**DIRECTIONS FOR THIS TASK:**
Restate the records in their entirety, word for word.

— start SOURCE DATA —

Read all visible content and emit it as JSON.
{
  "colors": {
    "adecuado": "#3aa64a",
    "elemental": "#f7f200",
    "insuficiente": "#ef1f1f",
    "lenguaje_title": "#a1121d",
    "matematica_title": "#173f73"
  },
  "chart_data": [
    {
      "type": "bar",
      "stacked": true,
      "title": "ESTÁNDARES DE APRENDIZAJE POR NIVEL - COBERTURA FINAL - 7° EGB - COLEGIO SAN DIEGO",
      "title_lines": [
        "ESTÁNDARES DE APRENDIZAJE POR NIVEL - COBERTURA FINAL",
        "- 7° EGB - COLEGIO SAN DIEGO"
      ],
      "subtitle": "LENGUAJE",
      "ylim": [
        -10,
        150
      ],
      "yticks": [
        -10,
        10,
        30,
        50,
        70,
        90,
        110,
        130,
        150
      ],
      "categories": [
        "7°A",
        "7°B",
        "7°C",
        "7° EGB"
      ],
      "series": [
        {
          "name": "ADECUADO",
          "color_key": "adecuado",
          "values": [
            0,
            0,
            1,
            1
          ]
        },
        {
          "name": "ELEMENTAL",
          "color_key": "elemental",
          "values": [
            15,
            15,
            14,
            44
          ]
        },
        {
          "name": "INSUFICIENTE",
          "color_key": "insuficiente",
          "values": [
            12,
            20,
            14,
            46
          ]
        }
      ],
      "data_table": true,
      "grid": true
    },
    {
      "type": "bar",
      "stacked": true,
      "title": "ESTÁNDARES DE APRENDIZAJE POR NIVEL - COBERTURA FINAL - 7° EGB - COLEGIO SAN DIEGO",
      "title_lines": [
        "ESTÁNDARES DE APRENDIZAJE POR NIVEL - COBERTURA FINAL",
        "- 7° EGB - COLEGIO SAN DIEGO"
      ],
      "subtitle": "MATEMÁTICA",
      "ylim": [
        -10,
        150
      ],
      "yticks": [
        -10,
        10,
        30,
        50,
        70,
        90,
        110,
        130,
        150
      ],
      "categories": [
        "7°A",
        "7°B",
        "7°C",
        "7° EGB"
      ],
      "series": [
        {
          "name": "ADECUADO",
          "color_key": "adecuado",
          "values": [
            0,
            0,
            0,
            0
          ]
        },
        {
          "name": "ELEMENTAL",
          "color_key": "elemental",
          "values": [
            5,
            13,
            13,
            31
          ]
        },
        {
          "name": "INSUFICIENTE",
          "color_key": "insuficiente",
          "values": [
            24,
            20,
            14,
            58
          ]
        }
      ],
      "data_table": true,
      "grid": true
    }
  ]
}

— end SOURCE DATA —

**COMPLETE OUTPUT:**
Read all visible content and emit it as JSON.
{
  "colors": {
    "adecuado": "#3aa64a",
    "elemental": "#f7f200",
    "insuficiente": "#ef1f1f",
    "lenguaje_title": "#a1121d",
    "matematica_title": "#173f73"
  },
  "chart_data": [
    {
      "type": "bar",
      "stacked": true,
      "title": "ESTÁNDARES DE APRENDIZAJE POR NIVEL - COBERTURA FINAL - 7° EGB - COLEGIO SAN DIEGO",
      "title_lines": [
        "ESTÁNDARES DE APRENDIZAJE POR NIVEL - COBERTURA FINAL",
        "- 7° EGB - COLEGIO SAN DIEGO"
      ],
      "subtitle": "LENGUAJE",
      "ylim": [
        -10,
        150
      ],
      "yticks": [
        -10,
        10,
        30,
        50,
        70,
        90,
        110,
        130,
        150
      ],
      "categories": [
        "7°A",
        "7°B",
        "7°C",
        "7° EGB"
      ],
      "series": [
        {
          "name": "ADECUADO",
          "color_key": "adecuado",
          "values": [
            0,
            0,
            1,
            1
          ]
        },
        {
          "name": "ELEMENTAL",
          "color_key": "elemental",
          "values": [
            15,
            15,
            14,
            44
          ]
        },
        {
          "name": "INSUFICIENTE",
          "color_key": "insuficiente",
          "values": [
            12,
            20,
            14,
            46
          ]
        }
      ],
      "data_table": true,
      "grid": true
    },
    {
      "type": "bar",
      "stacked": true,
      "title": "ESTÁNDARES DE APRENDIZAJE POR NIVEL - COBERTURA FINAL - 7° EGB - COLEGIO SAN DIEGO",
      "title_lines": [
        "ESTÁNDARES DE APRENDIZAJE POR NIVEL - COBERTURA FINAL",
        "- 7° EGB - COLEGIO SAN DIEGO"
      ],
      "subtitle": "MATEMÁTICA",
      "ylim": [
        -10,
        150
      ],
      "yticks": [
        -10,
        10,
        30,
        50,
        70,
        90,
        110,
        130,
        150
      ],
      "categories": [
        "7°A",
        "7°B",
        "7°C",
        "7° EGB"
      ],
      "series": [
        {
          "name": "ADECUADO",
          "color_key": "adecuado",
          "values": [
            0,
            0,
            0,
            0
          ]
        },
        {
          "name": "ELEMENTAL",
          "color_key": "elemental",
          "values": [
            5,
            13,
            13,
            31
          ]
        },
        {
          "name": "INSUFICIENTE",
          "color_key": "insuficiente",
          "values": [
            24,
            20,
            14,
            58
          ]
        }
      ],
      "data_table": true,
      "grid": true
    }
  ]
}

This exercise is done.